**INSTRUCTIONS FOR THE TASK**
Track down every line below that holds "начертаний" and copy it.

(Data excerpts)

····················

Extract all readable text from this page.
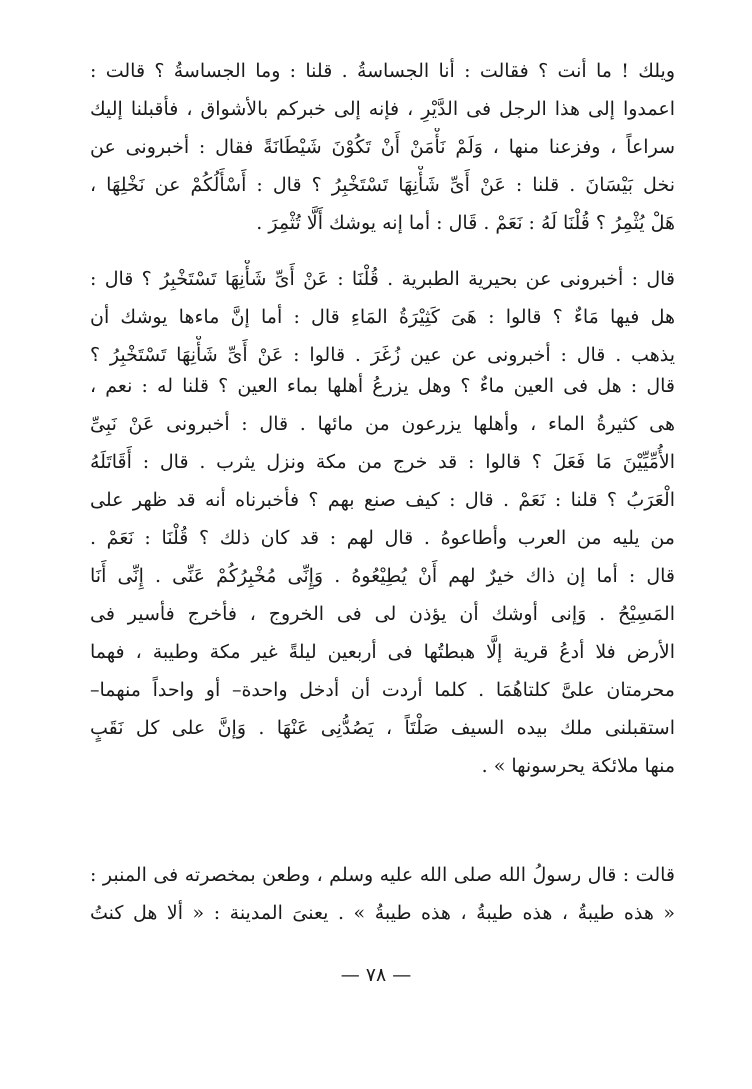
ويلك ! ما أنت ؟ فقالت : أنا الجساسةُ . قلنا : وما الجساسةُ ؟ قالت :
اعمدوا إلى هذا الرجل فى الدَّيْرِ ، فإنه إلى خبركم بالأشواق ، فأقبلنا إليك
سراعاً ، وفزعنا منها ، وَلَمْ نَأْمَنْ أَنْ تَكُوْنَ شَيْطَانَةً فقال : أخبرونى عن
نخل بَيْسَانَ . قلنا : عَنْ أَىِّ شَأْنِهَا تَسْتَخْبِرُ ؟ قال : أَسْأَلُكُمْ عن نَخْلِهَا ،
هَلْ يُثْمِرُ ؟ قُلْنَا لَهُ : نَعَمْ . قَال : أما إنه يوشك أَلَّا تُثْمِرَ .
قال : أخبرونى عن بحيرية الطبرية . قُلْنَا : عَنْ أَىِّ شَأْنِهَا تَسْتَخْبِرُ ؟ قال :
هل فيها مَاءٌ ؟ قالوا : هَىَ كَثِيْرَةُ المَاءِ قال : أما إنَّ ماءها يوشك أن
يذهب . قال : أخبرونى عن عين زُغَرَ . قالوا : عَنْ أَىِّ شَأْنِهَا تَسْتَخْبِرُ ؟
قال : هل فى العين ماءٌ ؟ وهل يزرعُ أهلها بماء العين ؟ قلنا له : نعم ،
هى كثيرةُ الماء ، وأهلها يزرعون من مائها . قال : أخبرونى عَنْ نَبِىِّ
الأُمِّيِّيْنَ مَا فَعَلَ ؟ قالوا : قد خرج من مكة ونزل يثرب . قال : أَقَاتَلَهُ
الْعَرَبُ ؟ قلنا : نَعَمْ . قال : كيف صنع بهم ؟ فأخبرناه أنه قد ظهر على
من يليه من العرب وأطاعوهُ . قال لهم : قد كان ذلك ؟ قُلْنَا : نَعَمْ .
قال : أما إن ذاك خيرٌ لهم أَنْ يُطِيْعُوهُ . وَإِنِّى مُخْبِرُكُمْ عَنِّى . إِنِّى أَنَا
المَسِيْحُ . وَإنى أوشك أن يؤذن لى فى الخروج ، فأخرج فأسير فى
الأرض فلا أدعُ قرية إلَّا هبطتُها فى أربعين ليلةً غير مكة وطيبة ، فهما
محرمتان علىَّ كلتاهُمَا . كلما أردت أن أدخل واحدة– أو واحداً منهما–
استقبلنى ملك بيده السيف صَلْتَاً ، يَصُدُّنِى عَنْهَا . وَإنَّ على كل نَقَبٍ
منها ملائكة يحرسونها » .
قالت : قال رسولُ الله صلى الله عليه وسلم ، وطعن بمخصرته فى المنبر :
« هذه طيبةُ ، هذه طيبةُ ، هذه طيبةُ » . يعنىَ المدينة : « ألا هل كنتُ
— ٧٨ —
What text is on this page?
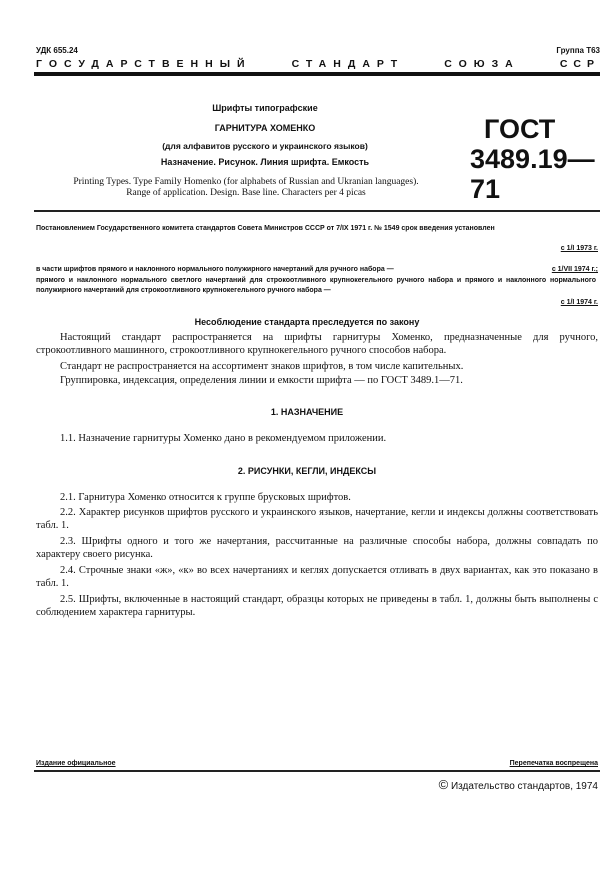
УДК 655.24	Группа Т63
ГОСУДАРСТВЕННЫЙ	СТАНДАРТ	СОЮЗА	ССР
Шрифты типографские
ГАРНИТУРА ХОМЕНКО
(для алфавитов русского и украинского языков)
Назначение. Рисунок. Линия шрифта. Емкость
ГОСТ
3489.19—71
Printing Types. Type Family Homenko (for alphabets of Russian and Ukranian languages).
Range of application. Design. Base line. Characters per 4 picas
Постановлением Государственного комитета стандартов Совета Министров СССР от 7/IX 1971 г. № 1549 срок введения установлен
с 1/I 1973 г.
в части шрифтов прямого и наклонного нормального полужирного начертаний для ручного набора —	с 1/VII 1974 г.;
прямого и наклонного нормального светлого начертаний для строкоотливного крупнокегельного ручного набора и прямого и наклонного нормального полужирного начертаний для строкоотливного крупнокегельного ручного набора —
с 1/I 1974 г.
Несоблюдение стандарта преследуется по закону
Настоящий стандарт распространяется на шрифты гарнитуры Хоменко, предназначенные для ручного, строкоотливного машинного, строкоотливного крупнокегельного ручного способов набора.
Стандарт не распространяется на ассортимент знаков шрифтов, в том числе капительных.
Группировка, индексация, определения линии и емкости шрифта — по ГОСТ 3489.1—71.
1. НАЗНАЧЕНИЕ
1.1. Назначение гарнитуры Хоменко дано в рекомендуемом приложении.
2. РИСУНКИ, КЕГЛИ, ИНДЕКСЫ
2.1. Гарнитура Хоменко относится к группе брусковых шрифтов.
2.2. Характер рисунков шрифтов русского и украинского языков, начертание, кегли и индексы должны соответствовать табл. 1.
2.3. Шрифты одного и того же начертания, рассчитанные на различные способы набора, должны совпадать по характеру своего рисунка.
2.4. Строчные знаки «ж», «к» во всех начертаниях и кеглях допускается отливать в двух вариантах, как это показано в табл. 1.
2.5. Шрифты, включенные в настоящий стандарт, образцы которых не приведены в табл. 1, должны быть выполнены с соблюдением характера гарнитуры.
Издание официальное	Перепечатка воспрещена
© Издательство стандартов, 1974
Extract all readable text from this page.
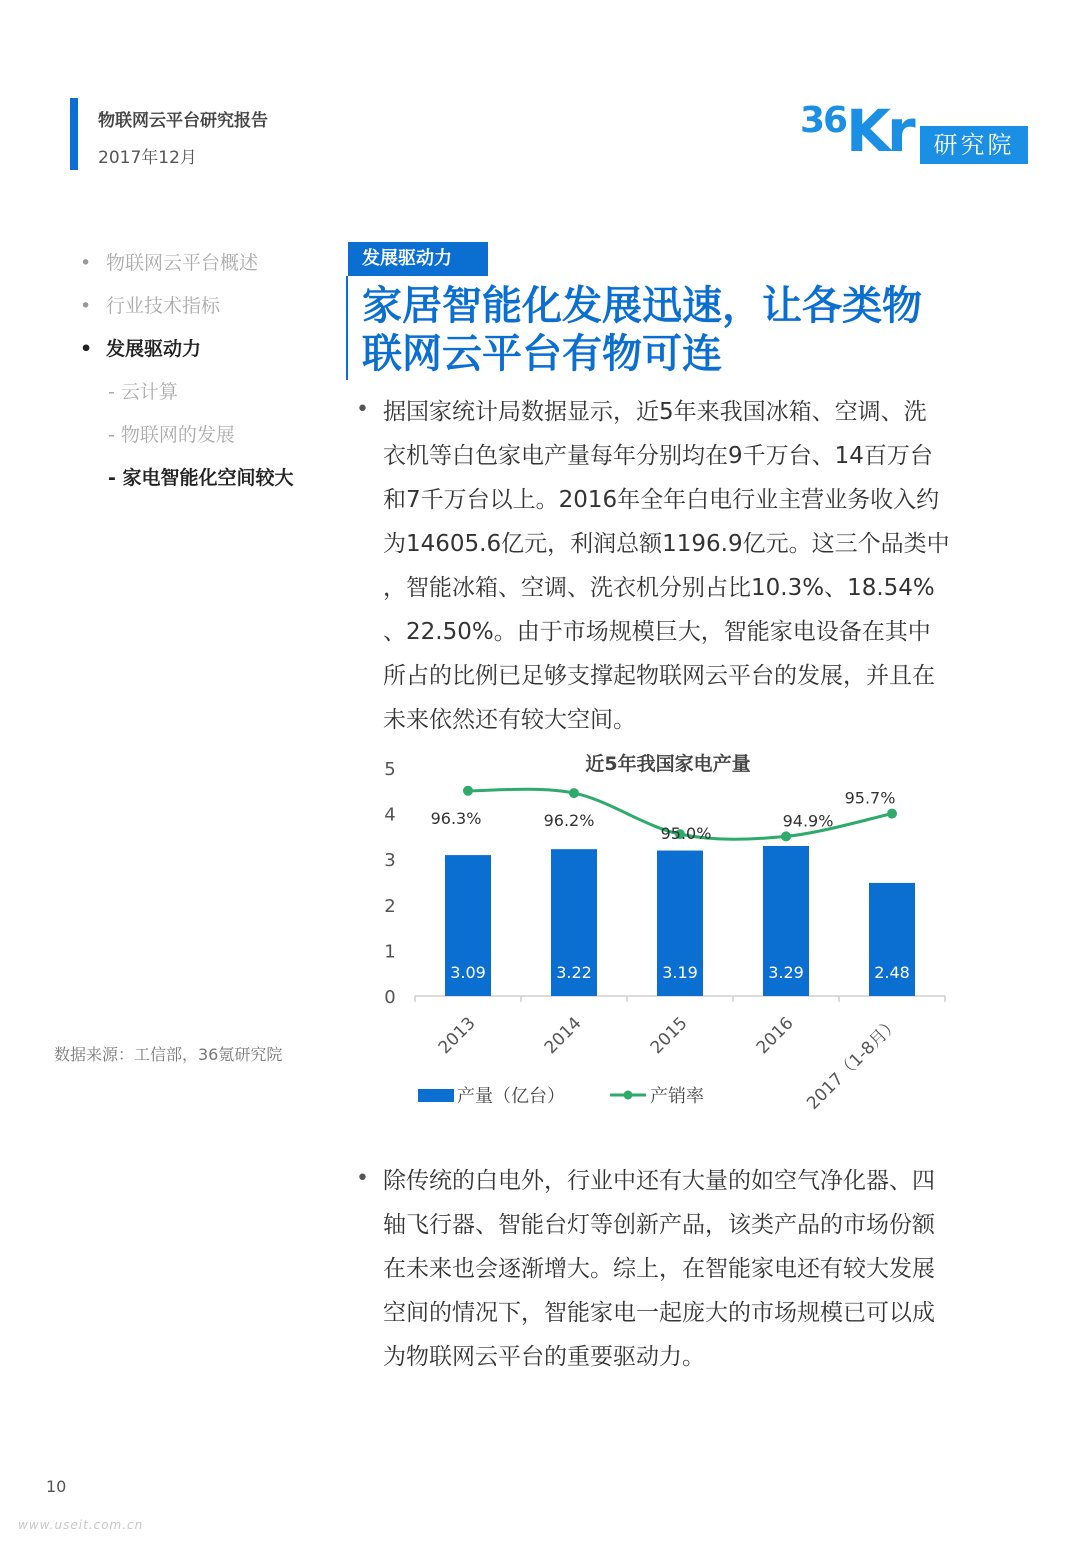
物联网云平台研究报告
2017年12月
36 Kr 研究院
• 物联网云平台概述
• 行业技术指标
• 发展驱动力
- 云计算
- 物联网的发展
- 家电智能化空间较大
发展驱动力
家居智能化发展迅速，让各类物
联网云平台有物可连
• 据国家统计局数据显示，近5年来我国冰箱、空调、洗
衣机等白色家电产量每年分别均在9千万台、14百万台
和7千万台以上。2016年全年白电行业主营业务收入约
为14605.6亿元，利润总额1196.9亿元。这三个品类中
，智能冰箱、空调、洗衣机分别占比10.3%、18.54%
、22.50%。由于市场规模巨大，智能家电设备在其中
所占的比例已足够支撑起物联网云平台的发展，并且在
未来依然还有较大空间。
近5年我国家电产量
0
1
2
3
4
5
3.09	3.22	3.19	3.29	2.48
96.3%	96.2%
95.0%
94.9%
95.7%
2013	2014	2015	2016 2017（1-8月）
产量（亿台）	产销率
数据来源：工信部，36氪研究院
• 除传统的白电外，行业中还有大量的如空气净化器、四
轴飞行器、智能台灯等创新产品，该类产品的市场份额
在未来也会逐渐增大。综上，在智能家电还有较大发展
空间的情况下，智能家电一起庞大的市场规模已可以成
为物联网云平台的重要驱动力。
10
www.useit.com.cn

····················

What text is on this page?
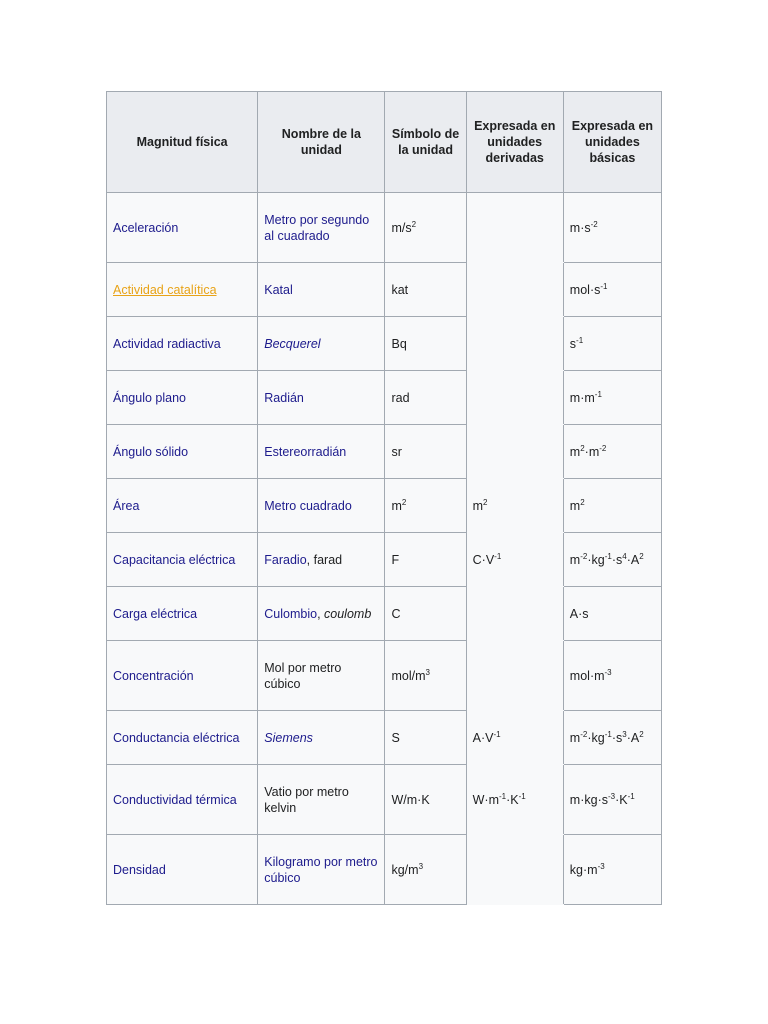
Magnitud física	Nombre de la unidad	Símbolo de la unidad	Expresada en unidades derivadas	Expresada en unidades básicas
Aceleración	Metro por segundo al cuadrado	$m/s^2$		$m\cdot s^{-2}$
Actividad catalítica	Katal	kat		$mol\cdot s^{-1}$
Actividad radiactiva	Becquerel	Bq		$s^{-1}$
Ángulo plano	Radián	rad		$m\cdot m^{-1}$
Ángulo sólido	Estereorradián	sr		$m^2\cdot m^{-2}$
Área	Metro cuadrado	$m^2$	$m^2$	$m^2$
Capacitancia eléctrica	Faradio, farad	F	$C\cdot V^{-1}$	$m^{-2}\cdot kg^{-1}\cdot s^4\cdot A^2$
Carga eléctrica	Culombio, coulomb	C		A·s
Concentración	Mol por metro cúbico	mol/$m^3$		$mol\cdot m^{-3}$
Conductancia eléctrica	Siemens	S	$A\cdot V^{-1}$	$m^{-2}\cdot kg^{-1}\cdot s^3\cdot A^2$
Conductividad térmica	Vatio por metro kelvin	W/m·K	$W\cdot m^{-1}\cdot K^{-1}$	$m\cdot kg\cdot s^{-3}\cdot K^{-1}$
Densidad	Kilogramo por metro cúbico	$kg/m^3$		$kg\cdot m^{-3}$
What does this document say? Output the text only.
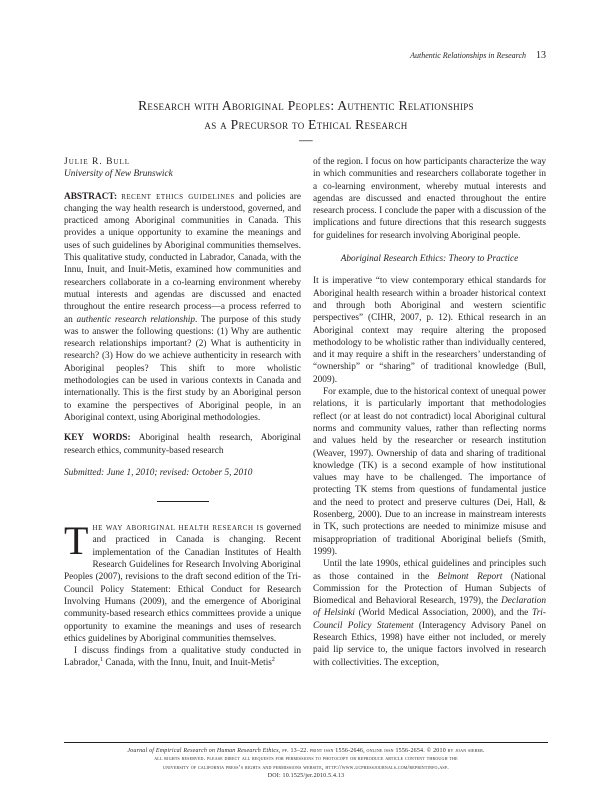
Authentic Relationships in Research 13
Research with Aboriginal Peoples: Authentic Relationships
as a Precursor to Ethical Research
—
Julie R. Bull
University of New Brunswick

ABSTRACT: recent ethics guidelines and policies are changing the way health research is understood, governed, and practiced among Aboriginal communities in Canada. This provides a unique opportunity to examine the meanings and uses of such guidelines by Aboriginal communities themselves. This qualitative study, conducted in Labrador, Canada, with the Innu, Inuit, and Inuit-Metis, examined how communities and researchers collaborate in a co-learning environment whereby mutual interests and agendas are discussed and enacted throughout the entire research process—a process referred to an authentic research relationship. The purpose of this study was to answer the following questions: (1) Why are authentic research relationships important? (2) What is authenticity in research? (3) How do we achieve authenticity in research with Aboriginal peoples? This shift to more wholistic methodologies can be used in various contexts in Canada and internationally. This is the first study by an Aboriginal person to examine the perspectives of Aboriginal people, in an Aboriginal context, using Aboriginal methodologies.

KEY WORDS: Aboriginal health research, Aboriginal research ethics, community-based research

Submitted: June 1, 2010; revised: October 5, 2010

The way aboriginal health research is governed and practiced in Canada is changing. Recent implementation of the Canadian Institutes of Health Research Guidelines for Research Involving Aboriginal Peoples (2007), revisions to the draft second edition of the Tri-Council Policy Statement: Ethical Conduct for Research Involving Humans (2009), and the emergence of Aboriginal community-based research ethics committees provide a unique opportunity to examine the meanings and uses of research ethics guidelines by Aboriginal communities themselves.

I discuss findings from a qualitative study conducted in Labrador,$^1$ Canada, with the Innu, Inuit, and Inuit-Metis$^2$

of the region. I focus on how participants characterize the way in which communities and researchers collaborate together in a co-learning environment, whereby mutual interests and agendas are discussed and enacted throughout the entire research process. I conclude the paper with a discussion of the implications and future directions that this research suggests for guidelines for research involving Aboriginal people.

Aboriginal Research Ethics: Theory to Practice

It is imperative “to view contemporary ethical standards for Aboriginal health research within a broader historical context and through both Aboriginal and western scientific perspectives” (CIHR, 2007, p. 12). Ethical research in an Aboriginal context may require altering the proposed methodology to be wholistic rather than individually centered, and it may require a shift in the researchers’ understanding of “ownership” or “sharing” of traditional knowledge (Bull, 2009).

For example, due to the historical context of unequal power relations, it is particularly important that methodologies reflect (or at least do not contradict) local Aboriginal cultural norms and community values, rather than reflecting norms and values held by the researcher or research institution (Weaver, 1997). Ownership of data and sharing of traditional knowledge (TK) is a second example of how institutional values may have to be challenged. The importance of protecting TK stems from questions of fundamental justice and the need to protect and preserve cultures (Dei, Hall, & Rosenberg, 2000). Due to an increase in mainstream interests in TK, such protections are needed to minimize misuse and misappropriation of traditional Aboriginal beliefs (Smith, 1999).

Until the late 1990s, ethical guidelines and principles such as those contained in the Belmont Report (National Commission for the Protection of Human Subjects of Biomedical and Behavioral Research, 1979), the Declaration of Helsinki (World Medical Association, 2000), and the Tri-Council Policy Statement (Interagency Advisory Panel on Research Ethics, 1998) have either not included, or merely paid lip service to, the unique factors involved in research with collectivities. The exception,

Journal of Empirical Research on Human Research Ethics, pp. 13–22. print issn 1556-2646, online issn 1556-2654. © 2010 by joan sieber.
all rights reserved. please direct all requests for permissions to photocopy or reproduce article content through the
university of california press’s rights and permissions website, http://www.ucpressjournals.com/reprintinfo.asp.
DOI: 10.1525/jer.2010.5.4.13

····················

**THE SOLUTION**
в части шрифтов прямого и наклонного нормального полужирного начертаний для ручного набора —	с 1/VII 1974 г.;
прямого и наклонного нормального светлого начертаний для строкоотливного крупнокегельного ручного набора и прямого и наклонного нормального полужирного начертаний для строкоотливного крупнокегельного ручного набора —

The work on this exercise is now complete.